Text section:

## start

Bike-Sharing Firms, Investors Pedal Into Uncharted Territory
(Beijing) — Urban China’s once-mighty bicycle fleets were dying off when smartphone technology, savvy entrepreneurs and investors with deep pockets spearheaded a bike-sharing movement that’s now sweeping the country.
Smart-looking bikes in yellow, orange and blue are increasingly available for rent near subway and bus stations in dozens of cities from Shanghai to Kunming. A commuter using a smartphone app pays a small fee to unlock a bike before pedaling to work or home.
About 30 companies, each with millions of app-activated two-wheelers, have been competing for Chinese commuters since early 2016. And the sector is growing: Market analysts expect these companies to add nearly 30 million new bikes to their combined inventories this year alone.
Workers assemble shared bicycles in a manufacturing workshop in Tianjing on March 11. An average of six bicycles roll off the assembly line every minute. Photo: Yang Yifan/Caixin
The torrent of low-rent two-wheelers pouring onto city streets has raised questions about the future and profit potential for bike-sharing companies, each of which has leaned heavily on investors for startup cash.
The industry’s long-term prospects could be hindered by city governments that have signaled an interest in more closely controlling these park-anywhere bicycles, which have been known to clog sidewalks in congested areas.
Other risks loom for bicycle and bike-parts manufacturers, many of which have expanded plants rapidly in recent months to accommodate bike-sharing company demand.
Industry experts such as Guo Jingjing, vice president of bike manufacturer 700Bike, and Lu Jiangcheng, founder of bike-sharing app Qibei, have warned about a possible bust that could follow on the heels of the current boom.
“After one or two years, orders from bike-sharing companies may fall sharply,” Lu said. “That would weaken demand and hurt small bike-manufacturer competitiveness.”
Assembly takes place on the shared-bicycle production line in the factory of Flying Pigeon, a Chinese bicycle manufacturer, in Tianjin, on March 11. Monthly production of the Ofo shared bicycle from the Flying Pigeon Co. has reached 400,000. Photo: Yang Yifan/Caixin
Even investors who have bankrolled the bike-sharing movement may be affected as the sector matures.
Ma Huateng, the Tencent Holdings Ltd. CEO whose social networking firm has invested in leading player Beijing Mobike Technology Co., said in March during this year’s national legislators’ meeting in Beijing that “bike-sharing’s capital-fueled expansion has come too fast.”
Market values of bike-sharing companies have been rising in recent months but have yet to be properly tested, said a venture capital investor who declined to be identified.
And industry investors may face future risks as “there is likely no easy exit for a bike-sharing investment,” he said.
A number of early bike-sharing investors initially got involved in part due to a shortage of attractive investment targets in China, said Wang Lixing, managing director of the Beijing-based investment bank China Renaissance.
In addition to Tencent, major bike-sharing business investors have included the Singaporean sovereign wealth fund Temasek, China-based private equity firm Hillhouse Capital, and U.S. investment firm Warburg Pincus.
Bike-sharing companies have wasted no time using cash from investors to grow their respective urban fleets.
Since launching in April 2016, Mobike said it has deployed more than 1 million orange and silver bikes in 30 cities. The company reported more than 10 million users making 400 million trips in its first nine months.

## end

Entries:
## start

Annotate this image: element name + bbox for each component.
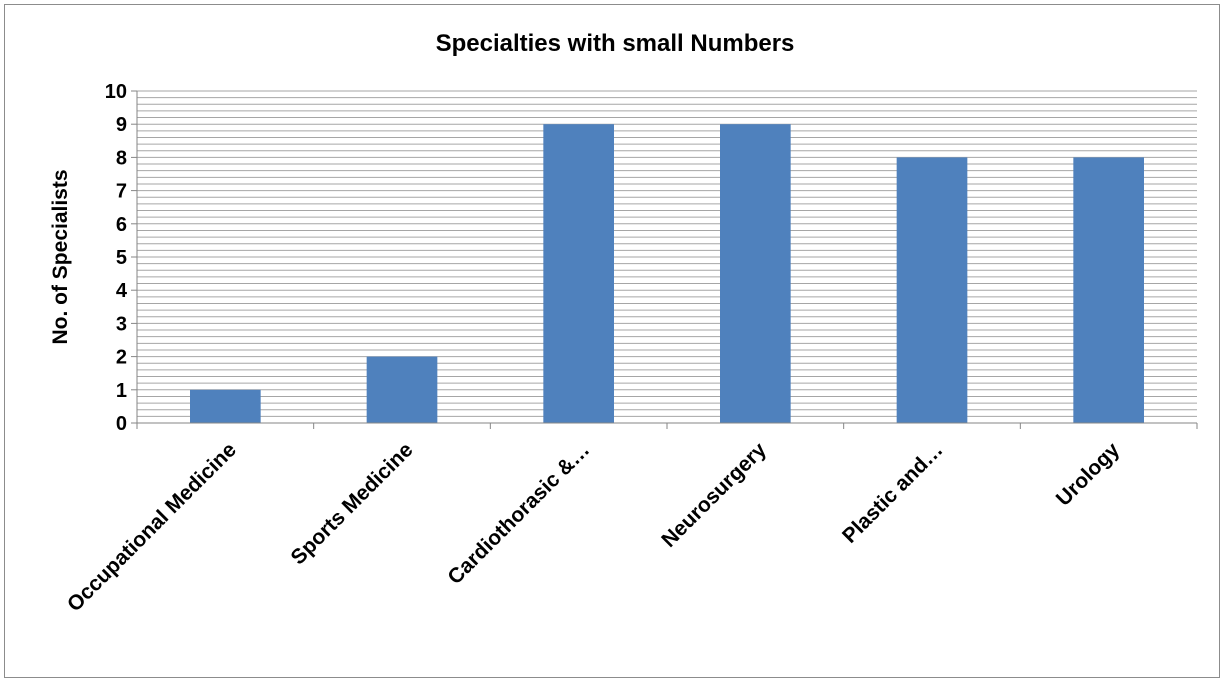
- bar-chart: Specialties with small Numbers No. of Sp…: [49, 30, 1198, 616]
- bar: [1073, 157, 1144, 423]
- bar: [896, 157, 968, 423]
- bar: [190, 389, 261, 423]
- x-tick-label: Urology: [1052, 438, 1125, 511]
- x-tick-label: Cardiothorasic &…: [443, 438, 594, 589]
- chart-frame: Specialties with small Numbers No. of Sp…: [4, 4, 1220, 678]
- bar: [543, 124, 614, 423]
- y-tick-labels: 0 1 2 3 4 5 6 7 8 9 10: [105, 81, 128, 435]
- y-axis-label: No. of Specialists: [49, 169, 72, 344]
- x-tick-label: Neurosurgery: [657, 438, 771, 552]
- x-tick-label: Plastic and…: [838, 438, 948, 548]
- y-tick-label: 4: [116, 280, 128, 302]
- bar: [720, 124, 791, 423]
- x-tick-label: Occupational Medicine: [63, 438, 241, 616]
- x-tick-label: Sports Medicine: [287, 438, 418, 569]
- bars: [190, 124, 1144, 423]
- bar: [366, 356, 438, 423]
- y-tick-label: 8: [116, 147, 127, 169]
- y-tick-label: 2: [116, 347, 127, 369]
- y-tick-label: 3: [116, 313, 127, 335]
- y-tick-label: 10: [105, 81, 127, 103]
- y-tick-label: 1: [116, 380, 127, 402]
- y-tick-label: 5: [116, 247, 127, 269]
- chart-title: Specialties with small Numbers: [436, 30, 795, 57]
- axes: [131, 90, 1198, 429]
- y-tick-label: 6: [116, 214, 127, 236]
- y-tick-label: 9: [116, 114, 127, 136]
- y-tick-label: 0: [116, 413, 127, 435]
- y-tick-label: 7: [116, 181, 127, 203]
- grid-lines: [137, 90, 1197, 417]
- x-tick-labels: Occupational Medicine Sports Medicine Card…: [63, 438, 1125, 616]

## end

Work to be completed: Extend the article on China's bike-sharing boom by writing the next few paragraphs, starting after its final sentence.

Reply:
Mobike’s chief rival, Ofo Inc., which grew out of a 2014 campus transportation project at Beijing’s Peking University, likewise reported 10 million users. The company’s fleet consists of about 2.5 million yellow bikes in 43 cities.
A worker arranges parts of Ofo shared bikes in Tianjin on March 11. Photo: Yang Yifan/Caixin
An estimated 500,000 shared bikes are now available in Beijing, but experts say there’s still room for more two-wheelers to serve the city’s 21 million residents.
Ofo plans to offer 1 million bikes in Beijing “so that commuters can find one at any time,” according to company founder and CEO Dai Wei.
Some bike-sharing companies are expanding beyond China. In March, for example, Mobike launched a Singapore operation and announced plans to offer bikes in 100 cities globally by the end of 2017.
A worker sits atop shared-bicycle wheels in the Flying Pigeon factory on March 11. Photo: Yang Yifan/Caixin
Some industry insiders fear market saturation. Qibei’s Lu, for example, said he believes Beijing commuters’ needs can be met with only 200,000 shared bikes citywide.
Bike-crowding on sidewalks has also drawn city government attention. In March, for example, Shanghai transportation authorities responded to the phenomenon by unveiling standards for bike-sharing services, including bike scrappage, maintenance and technical parameters. These requirements could increase bike-sharing service operating costs, analysts said.
A Shanghai transportation official told Caixin that other cities, including Shenzhen, Nanjing, Beijing and Chengdu, are also considering new rules aimed at controlling the shared-bike business.
Ofo shared bicycles are put onto the streets of Beijing on March 10. Photo: Wu Gang/Caixin
Mobike and Ofo each charge between 0.5 yuan (7.2 U.S. cents) and 1 yuan per 30-minute ride. And to attract new customers, some companies have been offering discounts that effectively slash ride prices to zero.
An industry source said a bike-sharing business’ key risks are tied to bicycle fleet depreciation and the time needed to recoup bike-purchase costs. At least 16 months’ worth of riders would be needed to recover the cost of one bike, analysts said.
Mobike said it spends more than 1,000 yuan for one of its most expensive bikes. Ofo and other players offer bikes that cost 300 to 600 yuan.
Discounting can hurt profitability and open doors to greater risks, said another industry source. Some analysts have predicted the current round of discounting, which mirrors the price war among car-hailing app companies that eventually ended global giant Uber Technologies Inc.’s foray in China, could continue until the end of the year and force some players out of the market.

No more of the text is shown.